### WHAT NEEDS TO BE DONE
How many lines of the entries below include the word "name"? Answer with the number alone.

(Rows from a figure dataset)

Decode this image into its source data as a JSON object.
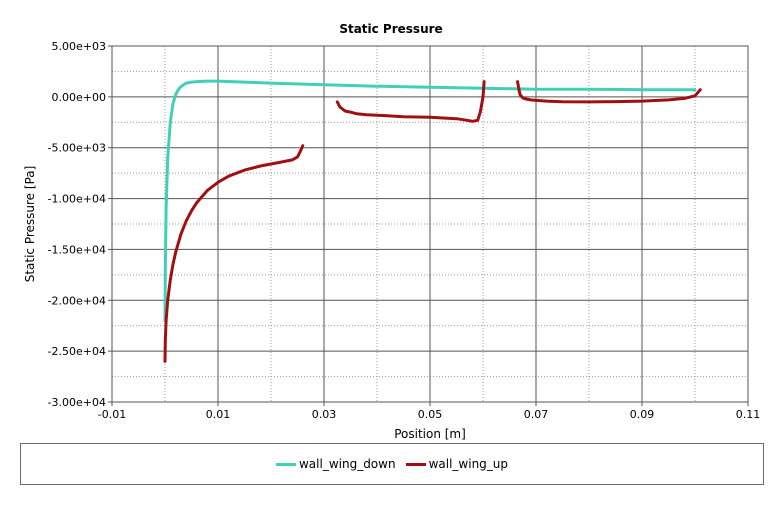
{
  "chart_data": {
    "type": "line",
    "title": "Static Pressure",
    "xlabel": "Position [m]",
    "ylabel": "Static Pressure [Pa]",
    "xlim": [
      -0.01,
      0.11
    ],
    "ylim": [
      -30000,
      5000
    ],
    "x_ticks": [
      -0.01,
      0.01,
      0.03,
      0.05,
      0.07,
      0.09,
      0.11
    ],
    "x_tick_labels": [
      "-0.01",
      "0.01",
      "0.03",
      "0.05",
      "0.07",
      "0.09",
      "0.11"
    ],
    "y_ticks": [
      5000,
      0,
      -5000,
      -10000,
      -15000,
      -20000,
      -25000,
      -30000
    ],
    "y_tick_labels": [
      "5.00e+03",
      "0.00e+00",
      "-5.00e+03",
      "-1.00e+04",
      "-1.50e+04",
      "-2.00e+04",
      "-2.50e+04",
      "-3.00e+04"
    ],
    "grid": true,
    "legend_position": "bottom",
    "series": [
      {
        "name": "wall_wing_down",
        "color": "#40d0b8",
        "segments": [
          {
            "x": [
              0.0,
              5e-05,
              0.0002,
              0.0005,
              0.001,
              0.0015,
              0.002,
              0.0025,
              0.003,
              0.0035,
              0.004,
              0.005,
              0.006,
              0.008,
              0.01,
              0.015,
              0.02,
              0.03,
              0.04,
              0.05,
              0.06,
              0.07,
              0.08,
              0.09,
              0.1
            ],
            "y": [
              -22000,
              -17000,
              -11000,
              -6000,
              -2500,
              -700,
              200,
              700,
              1000,
              1200,
              1350,
              1450,
              1500,
              1550,
              1550,
              1450,
              1350,
              1200,
              1050,
              950,
              850,
              750,
              750,
              700,
              700
            ]
          }
        ]
      },
      {
        "name": "wall_wing_up",
        "color": "#a01010",
        "segments": [
          {
            "x": [
              0.0,
              5e-05,
              0.0002,
              0.0005,
              0.001,
              0.0015,
              0.002,
              0.003,
              0.004,
              0.005,
              0.006,
              0.008,
              0.01,
              0.012,
              0.015,
              0.018,
              0.02,
              0.022,
              0.024,
              0.025,
              0.0255,
              0.026
            ],
            "y": [
              -26000,
              -24000,
              -22000,
              -20000,
              -18000,
              -16500,
              -15300,
              -13500,
              -12200,
              -11200,
              -10400,
              -9200,
              -8400,
              -7800,
              -7200,
              -6800,
              -6600,
              -6400,
              -6200,
              -5900,
              -5400,
              -4800
            ]
          },
          {
            "x": [
              0.0325,
              0.033,
              0.034,
              0.035,
              0.036,
              0.038,
              0.04,
              0.045,
              0.05,
              0.055,
              0.057,
              0.058,
              0.059,
              0.0595,
              0.06,
              0.0602
            ],
            "y": [
              -500,
              -1000,
              -1400,
              -1500,
              -1650,
              -1750,
              -1800,
              -1950,
              -2000,
              -2150,
              -2300,
              -2400,
              -2300,
              -1500,
              0,
              1500
            ]
          },
          {
            "x": [
              0.0665,
              0.0668,
              0.067,
              0.0675,
              0.068,
              0.069,
              0.07,
              0.072,
              0.075,
              0.08,
              0.085,
              0.09,
              0.095,
              0.098,
              0.1,
              0.101
            ],
            "y": [
              1500,
              700,
              200,
              -100,
              -200,
              -300,
              -350,
              -420,
              -480,
              -500,
              -470,
              -420,
              -300,
              -150,
              100,
              700
            ]
          }
        ]
      }
    ]
  }
}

### ANSWER TO THE TASK
2